## OBJETIVO A
Resume en dos oraciones el fragmento sobre la separación del alma y el cuerpo.

## FRAGMENTO DE PÁGINA
┌──
De ningún modo, queridos Cebes y Simmias. Lo que pasa, de seguro, es lo siguiente: que se separa pura, sin arrastrar nada del cuerpo, cuando ha pasado la vida sin comunicarse con él por su propia volundad, sino rehuyéndolo y concentrándose en sí misma, ya que se había ejercitado continuamente en ello, lo que no significa otra cosa, sino que estuvo filosofando rectamente y que de verdad se ejercitaba en estar muerta con soltura. ¿O es que no viene a ser eso la preocupación de la muerte?

—Completamente.

—Por lo tanto, ¿estando en tal condición se va hacia lo que es semejante a ella, lo invisible, lo divino, inmortal y sabio, y al llegar allí está a su alcance ser feliz, apartada de errores, insensateces, terrores, pasiones salvajes, y de todos los demás males humanos, como se dice de los iniciados en los misterios, para pasar de verdad el resto del tiempo en compañía de los dioses? ¿Lo diremos así, Cebes, o de otro modo?

—Así, ¡por Zeus! –dijo Cebes.

—Pero, en cambio, si es que, supongo, se separa del cuerpo contaminada e impura, por su trato continuo con el cuerpo y por atenderlo y amarlo, estando incluso hechizada por él, y por los deseos y placeres, hasta el punto de no apreciar como verdadera ninguna otra cosa sino lo corpóreo, lo que uno puede tocar, ver, y beber y comer y utilizar para los placeres del sexo, mientras que lo que para los ojos es oscuro e invisible, y solo aprehensible por el entendimiento y la filosofía, eso está acostumbrada a odiarlo, temerlo y rechazarlo, ¿crees que un alma que está en tal condición se separará límpida ella en sí misma?

—No, de ningún modo –contestó.
└──
## EL LISTADO
┌──
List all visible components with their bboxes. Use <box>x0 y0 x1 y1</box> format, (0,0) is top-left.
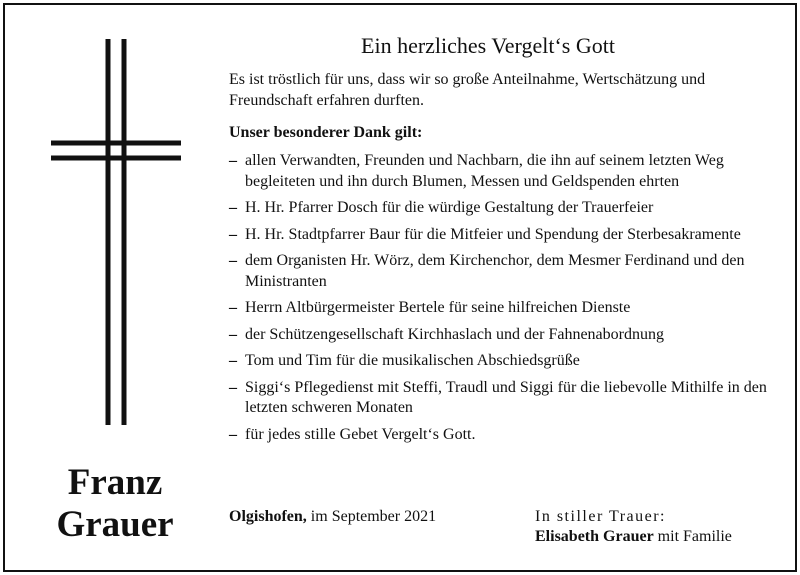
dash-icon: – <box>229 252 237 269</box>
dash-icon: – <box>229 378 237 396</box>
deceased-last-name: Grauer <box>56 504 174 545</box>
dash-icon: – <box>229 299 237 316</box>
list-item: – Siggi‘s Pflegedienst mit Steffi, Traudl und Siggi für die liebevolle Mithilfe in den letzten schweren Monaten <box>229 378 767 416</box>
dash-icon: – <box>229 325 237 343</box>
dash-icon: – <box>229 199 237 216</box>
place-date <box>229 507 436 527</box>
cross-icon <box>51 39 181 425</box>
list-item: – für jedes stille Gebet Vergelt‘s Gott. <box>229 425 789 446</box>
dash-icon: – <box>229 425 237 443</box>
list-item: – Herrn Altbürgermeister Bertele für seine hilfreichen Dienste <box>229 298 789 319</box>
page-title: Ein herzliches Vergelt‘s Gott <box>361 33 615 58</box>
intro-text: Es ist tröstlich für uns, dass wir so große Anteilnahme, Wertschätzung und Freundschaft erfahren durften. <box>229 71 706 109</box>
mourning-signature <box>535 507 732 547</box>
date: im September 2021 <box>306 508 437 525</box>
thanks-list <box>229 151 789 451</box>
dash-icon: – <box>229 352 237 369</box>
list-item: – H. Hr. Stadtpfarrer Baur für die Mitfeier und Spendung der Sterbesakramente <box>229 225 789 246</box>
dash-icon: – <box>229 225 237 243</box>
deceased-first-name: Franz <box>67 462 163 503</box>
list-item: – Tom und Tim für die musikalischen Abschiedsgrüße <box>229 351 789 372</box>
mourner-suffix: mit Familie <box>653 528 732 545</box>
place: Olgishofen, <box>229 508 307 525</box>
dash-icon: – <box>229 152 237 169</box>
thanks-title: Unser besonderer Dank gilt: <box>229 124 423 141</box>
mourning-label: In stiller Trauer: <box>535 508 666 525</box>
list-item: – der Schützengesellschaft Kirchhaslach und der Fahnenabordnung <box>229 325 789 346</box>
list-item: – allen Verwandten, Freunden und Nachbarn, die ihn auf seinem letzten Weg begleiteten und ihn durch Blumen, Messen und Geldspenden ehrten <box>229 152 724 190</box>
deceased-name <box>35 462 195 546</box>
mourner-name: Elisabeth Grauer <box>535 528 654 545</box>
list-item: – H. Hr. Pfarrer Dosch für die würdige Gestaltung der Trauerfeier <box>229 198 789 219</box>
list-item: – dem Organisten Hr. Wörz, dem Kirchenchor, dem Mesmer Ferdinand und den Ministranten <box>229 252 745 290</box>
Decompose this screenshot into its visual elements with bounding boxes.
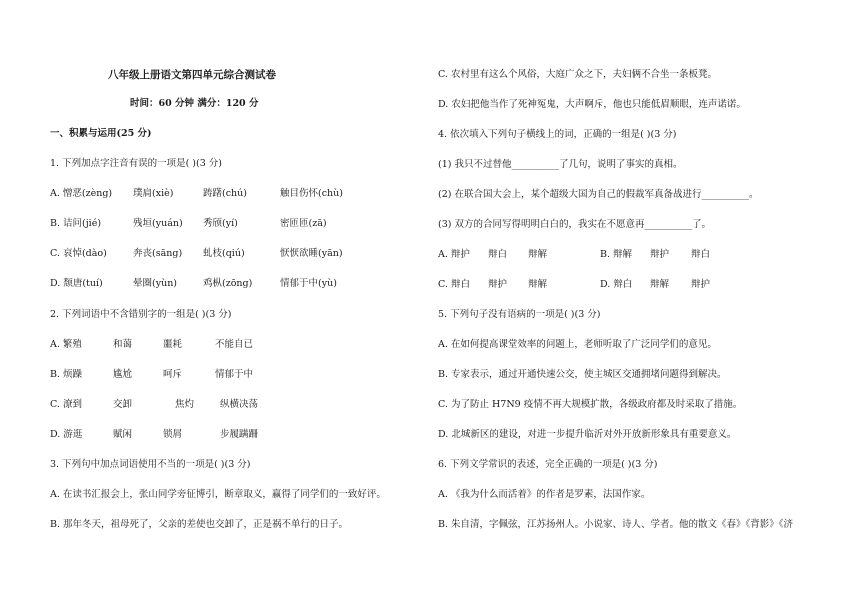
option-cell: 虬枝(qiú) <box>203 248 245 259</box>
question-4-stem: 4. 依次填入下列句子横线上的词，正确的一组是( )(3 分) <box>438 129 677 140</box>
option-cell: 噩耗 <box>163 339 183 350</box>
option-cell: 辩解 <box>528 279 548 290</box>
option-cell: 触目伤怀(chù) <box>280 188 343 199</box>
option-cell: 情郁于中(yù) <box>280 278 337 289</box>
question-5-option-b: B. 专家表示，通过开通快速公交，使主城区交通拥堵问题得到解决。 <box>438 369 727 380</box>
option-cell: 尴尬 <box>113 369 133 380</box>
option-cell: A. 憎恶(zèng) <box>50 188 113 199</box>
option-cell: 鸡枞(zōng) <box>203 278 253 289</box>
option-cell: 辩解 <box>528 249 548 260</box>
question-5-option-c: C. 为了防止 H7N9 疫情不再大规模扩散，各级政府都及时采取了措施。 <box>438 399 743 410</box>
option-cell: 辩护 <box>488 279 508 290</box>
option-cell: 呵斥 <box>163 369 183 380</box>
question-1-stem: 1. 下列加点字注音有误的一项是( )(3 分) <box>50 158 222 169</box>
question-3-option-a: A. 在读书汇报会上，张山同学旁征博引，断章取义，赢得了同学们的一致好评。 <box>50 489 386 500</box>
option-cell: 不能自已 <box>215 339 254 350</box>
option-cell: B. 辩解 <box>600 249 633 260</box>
└──
## OBJETIVO B
Por favor, transcribe idéntico el tramo del listado desde la línea que contiene "dash-icon: – <box>229 252 237 269</box>" hasta la línea que contiene "dash-icon: – <box>229 199 237 216</box>", ambas incluidas.

## SOLUCIÓN ESCRITA A
Según el fragmento, el alma que ha vivido rehuyendo el cuerpo y filosofando rectamente se separa pura y se va hacia lo invisible, lo divino, inmortal y sabio, donde puede ser feliz, libre de los males humanos, en compañía de los dioses, algo que Cebes acepta. En cambio, el alma que se separa contaminada por su trato con el cuerpo, hechizada por los deseos y placeres, y que solo aprecia como verdadero lo corpóreo mientras odia lo invisible no se separará límpida en sí misma.

## SOLUCIÓN ESCRITA B
dash-icon: – <box>229 252 237 269</box>
dash-icon: – <box>229 378 237 396</box>
deceased-last-name: Grauer <box>56 504 174 545</box>
dash-icon: – <box>229 299 237 316</box>
list-item: – Siggi‘s Pflegedienst mit Steffi, Traudl und Siggi für die liebevolle Mithilfe in den letzten schweren Monaten <box>229 378 767 416</box>
dash-icon: – <box>229 325 237 343</box>
dash-icon: – <box>229 199 237 216</box>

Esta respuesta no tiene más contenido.